Work to complete — Retype each entry below exactly as it stands.

Given data —
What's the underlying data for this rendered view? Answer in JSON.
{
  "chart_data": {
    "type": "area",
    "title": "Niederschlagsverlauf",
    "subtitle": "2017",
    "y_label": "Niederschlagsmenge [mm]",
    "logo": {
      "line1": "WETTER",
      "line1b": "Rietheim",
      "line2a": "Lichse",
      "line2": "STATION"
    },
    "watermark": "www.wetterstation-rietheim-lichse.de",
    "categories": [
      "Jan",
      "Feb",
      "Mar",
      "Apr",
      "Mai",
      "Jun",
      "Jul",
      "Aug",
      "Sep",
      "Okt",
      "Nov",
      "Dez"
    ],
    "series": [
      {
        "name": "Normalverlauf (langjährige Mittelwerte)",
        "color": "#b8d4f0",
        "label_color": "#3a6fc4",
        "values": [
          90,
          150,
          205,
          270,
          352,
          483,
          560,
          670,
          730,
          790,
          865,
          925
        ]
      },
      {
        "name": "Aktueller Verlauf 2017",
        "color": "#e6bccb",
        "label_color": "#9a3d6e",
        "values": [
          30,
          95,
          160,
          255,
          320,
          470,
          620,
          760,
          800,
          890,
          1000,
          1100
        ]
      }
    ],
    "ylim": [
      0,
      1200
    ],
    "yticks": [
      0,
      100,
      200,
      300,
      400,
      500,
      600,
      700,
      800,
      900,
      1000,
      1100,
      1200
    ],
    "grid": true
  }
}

Answer for the task —
What's the underlying data for this rendered view? Answer in JSON.
{
  "chart_data": {
    "type": "area",
    "title": "Niederschlagsverlauf",
    "subtitle": "2017",
    "y_label": "Niederschlagsmenge [mm]",
    "logo": {
      "line1": "WETTER",
      "line1b": "Rietheim",
      "line2a": "Lichse",
      "line2": "STATION"
    },
    "watermark": "www.wetterstation-rietheim-lichse.de",
    "categories": [
      "Jan",
      "Feb",
      "Mar",
      "Apr",
      "Mai",
      "Jun",
      "Jul",
      "Aug",
      "Sep",
      "Okt",
      "Nov",
      "Dez"
    ],
    "series": [
      {
        "name": "Normalverlauf (langjährige Mittelwerte)",
        "color": "#b8d4f0",
        "label_color": "#3a6fc4",
        "values": [
          90,
          150,
          205,
          270,
          352,
          483,
          560,
          670,
          730,
          790,
          865,
          925
        ]
      },
      {
        "name": "Aktueller Verlauf 2017",
        "color": "#e6bccb",
        "label_color": "#9a3d6e",
        "values": [
          30,
          95,
          160,
          255,
          320,
          470,
          620,
          760,
          800,
          890,
          1000,
          1100
        ]
      }
    ],
    "ylim": [
      0,
      1200
    ],
    "yticks": [
      0,
      100,
      200,
      300,
      400,
      500,
      600,
      700,
      800,
      900,
      1000,
      1100,
      1200
    ],
    "grid": true
  }
}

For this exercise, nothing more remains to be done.